- **WHAT YOU HAVE TO DO**
Check each line of the records for "Fall"; collect those that have it.
— Begin DATA LISTING —
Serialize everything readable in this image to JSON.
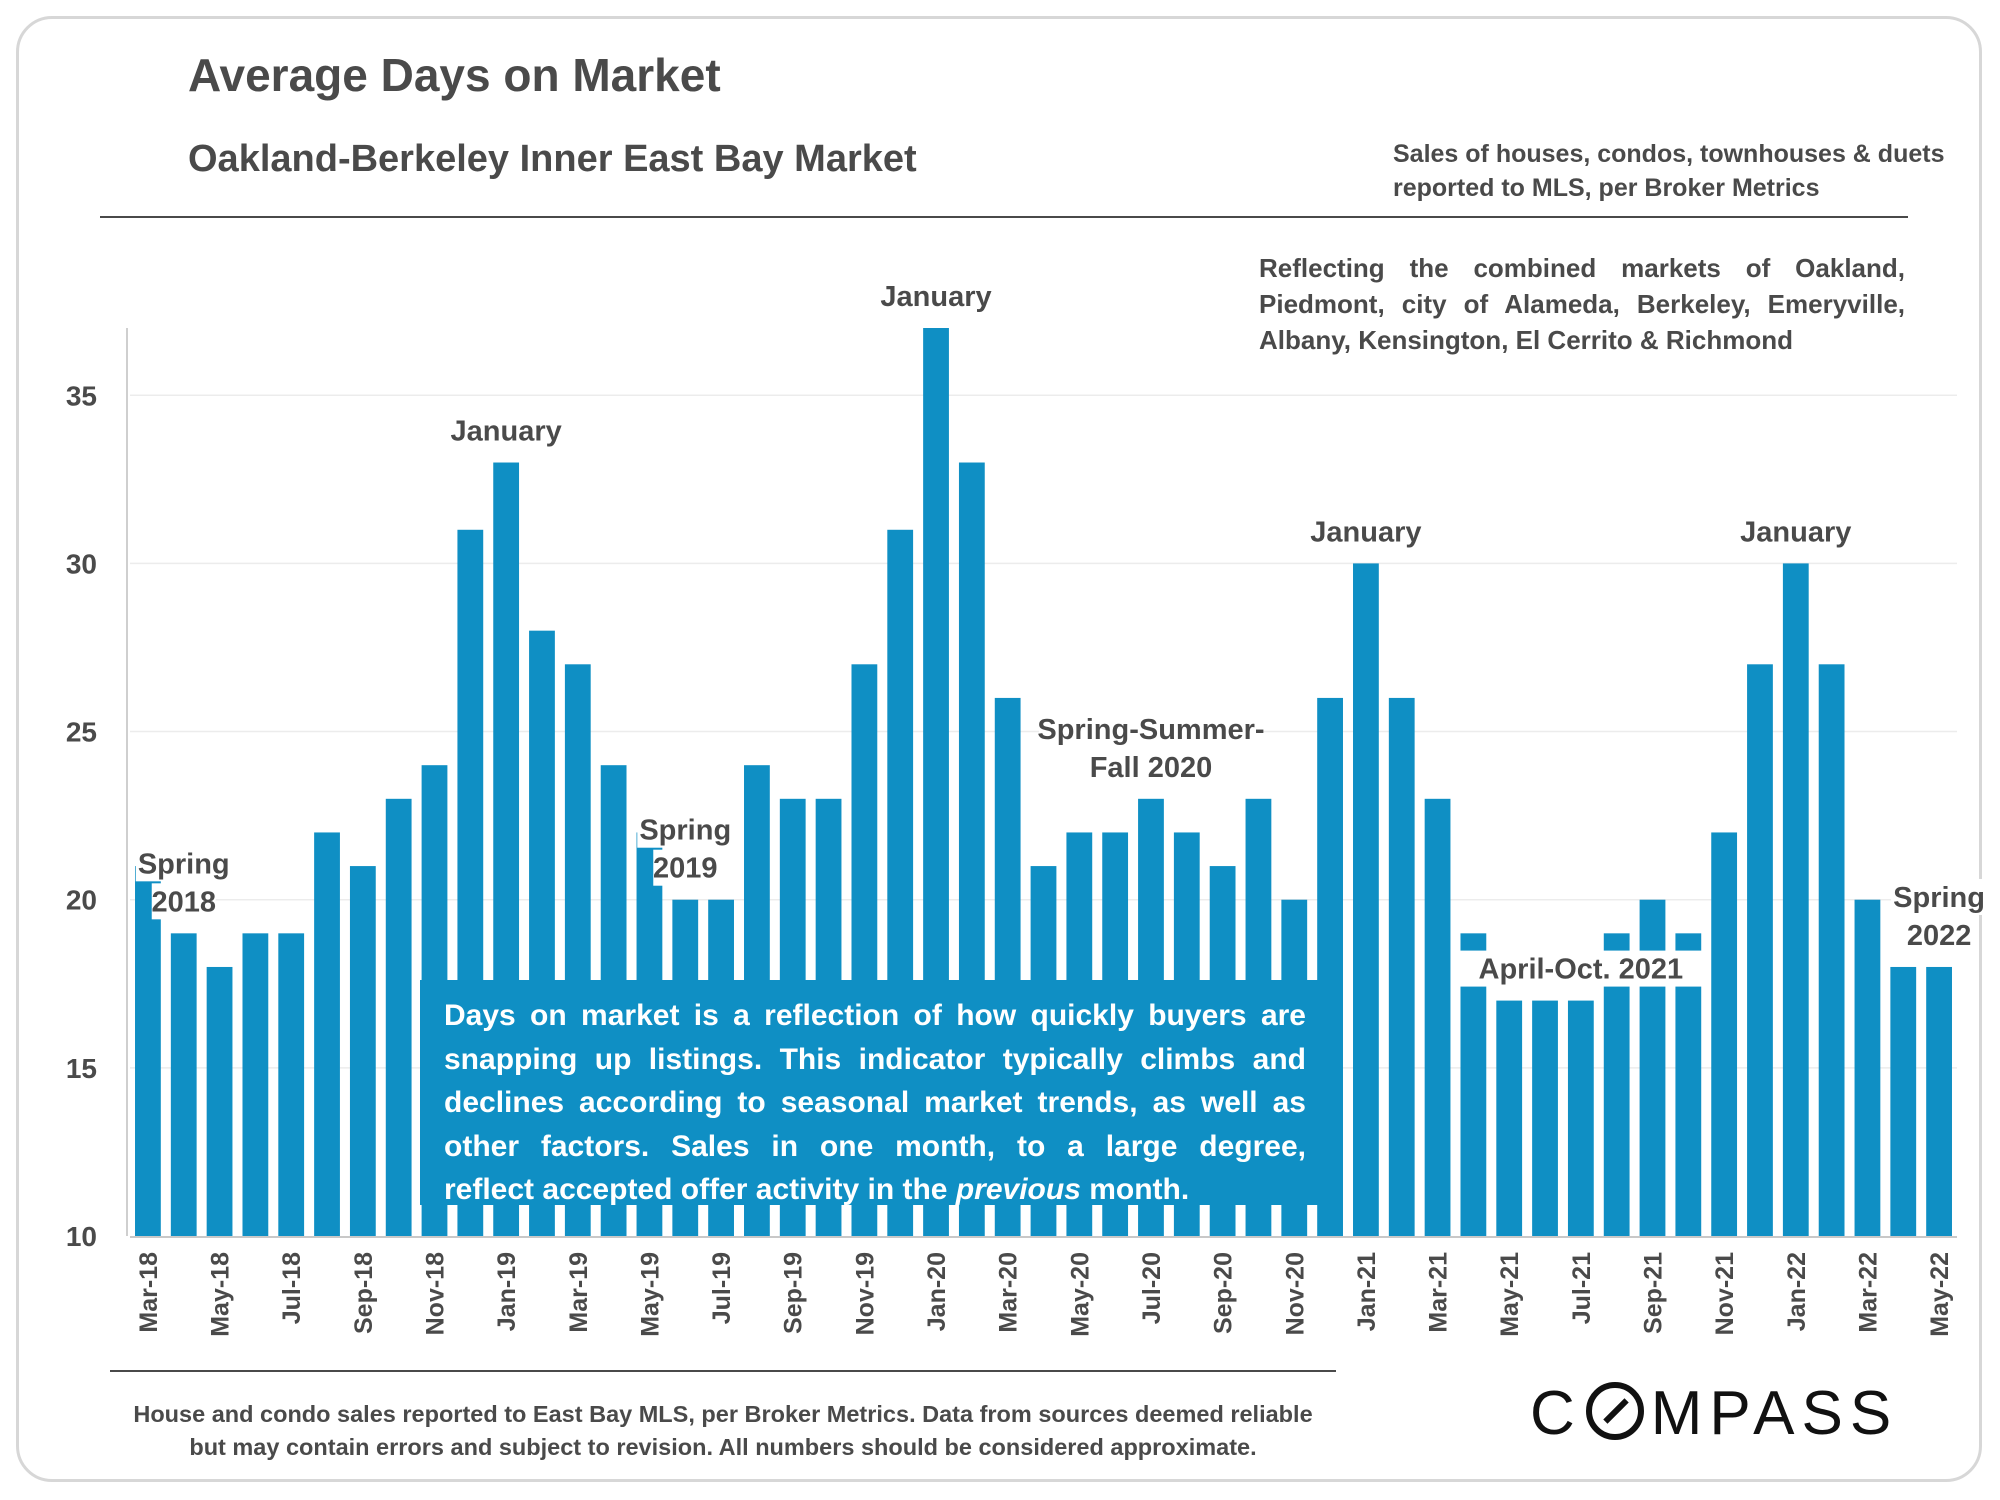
{
  "header": {
    "title": "Average Days on Market",
    "subtitle": "Oakland-Berkeley Inner East Bay Market",
    "source_note": "Sales of houses, condos, townhouses & duets reported to MLS, per Broker Metrics",
    "coverage_note": "Reflecting the combined markets of Oakland, Piedmont, city of Alameda, Berkeley, Emeryville, Albany, Kensington, El Cerrito & Richmond"
  },
  "textbox": {
    "lines": [
      "Days on market is a reflection of how quickly buyers are",
      "snapping up listings. This indicator typically climbs and",
      "declines according to seasonal market trends, as well as",
      "other factors. Sales in one month, to a large degree,"
    ],
    "last_pre": "reflect accepted offer activity in the ",
    "last_em": "previous",
    "last_post": " month."
  },
  "footer": {
    "line1": "House and condo sales reported to East Bay MLS, per Broker Metrics. Data from sources deemed reliable",
    "line2": "but may contain errors and subject to revision. All numbers should be considered approximate."
  },
  "logo": {
    "pre": "C",
    "post": "MPASS"
  },
  "colors": {
    "bar": "#0f8fc4",
    "text": "#4a4a4a",
    "grid": "#ececec"
  },
  "chart_data": {
    "type": "bar",
    "title": "Average Days on Market",
    "xlabel": "",
    "ylabel": "",
    "ylim": [
      10,
      37
    ],
    "yticks": [
      10,
      15,
      20,
      25,
      30,
      35
    ],
    "grid": true,
    "categories": [
      "Mar-18",
      "Apr-18",
      "May-18",
      "Jun-18",
      "Jul-18",
      "Aug-18",
      "Sep-18",
      "Oct-18",
      "Nov-18",
      "Dec-18",
      "Jan-19",
      "Feb-19",
      "Mar-19",
      "Apr-19",
      "May-19",
      "Jun-19",
      "Jul-19",
      "Aug-19",
      "Sep-19",
      "Oct-19",
      "Nov-19",
      "Dec-19",
      "Jan-20",
      "Feb-20",
      "Mar-20",
      "Apr-20",
      "May-20",
      "Jun-20",
      "Jul-20",
      "Aug-20",
      "Sep-20",
      "Oct-20",
      "Nov-20",
      "Dec-20",
      "Jan-21",
      "Feb-21",
      "Mar-21",
      "Apr-21",
      "May-21",
      "Jun-21",
      "Jul-21",
      "Aug-21",
      "Sep-21",
      "Oct-21",
      "Nov-21",
      "Dec-21",
      "Jan-22",
      "Feb-22",
      "Mar-22",
      "Apr-22",
      "May-22"
    ],
    "tick_labels_shown": [
      "Mar-18",
      "May-18",
      "Jul-18",
      "Sep-18",
      "Nov-18",
      "Jan-19",
      "Mar-19",
      "May-19",
      "Jul-19",
      "Sep-19",
      "Nov-19",
      "Jan-20",
      "Mar-20",
      "May-20",
      "Jul-20",
      "Sep-20",
      "Nov-20",
      "Jan-21",
      "Mar-21",
      "May-21",
      "Jul-21",
      "Sep-21",
      "Nov-21",
      "Jan-22",
      "Mar-22",
      "May-22"
    ],
    "values": [
      21,
      19,
      18,
      19,
      19,
      22,
      21,
      23,
      24,
      31,
      33,
      28,
      27,
      24,
      22,
      20,
      20,
      24,
      23,
      23,
      27,
      31,
      37,
      33,
      26,
      21,
      22,
      22,
      23,
      22,
      21,
      23,
      20,
      26,
      30,
      26,
      23,
      19,
      17,
      17,
      17,
      19,
      20,
      19,
      22,
      27,
      30,
      27,
      20,
      18,
      18
    ],
    "annotations": [
      {
        "text": "Spring 2018",
        "lines": [
          "Spring",
          "2018"
        ],
        "category": "Apr-18"
      },
      {
        "text": "January",
        "lines": [
          "January"
        ],
        "category": "Jan-19"
      },
      {
        "text": "Spring 2019",
        "lines": [
          "Spring",
          "2019"
        ],
        "category": "Jun-19"
      },
      {
        "text": "January",
        "lines": [
          "January"
        ],
        "category": "Jan-20"
      },
      {
        "text": "Spring-Summer-Fall 2020",
        "lines": [
          "Spring-Summer-",
          "Fall 2020"
        ],
        "category": "Jul-20"
      },
      {
        "text": "January",
        "lines": [
          "January"
        ],
        "category": "Jan-21"
      },
      {
        "text": "April-Oct. 2021",
        "lines": [
          "April-Oct.  2021"
        ],
        "category": "Jul-21"
      },
      {
        "text": "January",
        "lines": [
          "January"
        ],
        "category": "Jan-22"
      },
      {
        "text": "Spring 2022",
        "lines": [
          "Spring",
          "2022"
        ],
        "category": "May-22"
      }
    ]
  }
}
— End DATA LISTING —
- **THE COMPLETED TASK**
        "text": "Spring-Summer-Fall 2020",
          "Fall 2020"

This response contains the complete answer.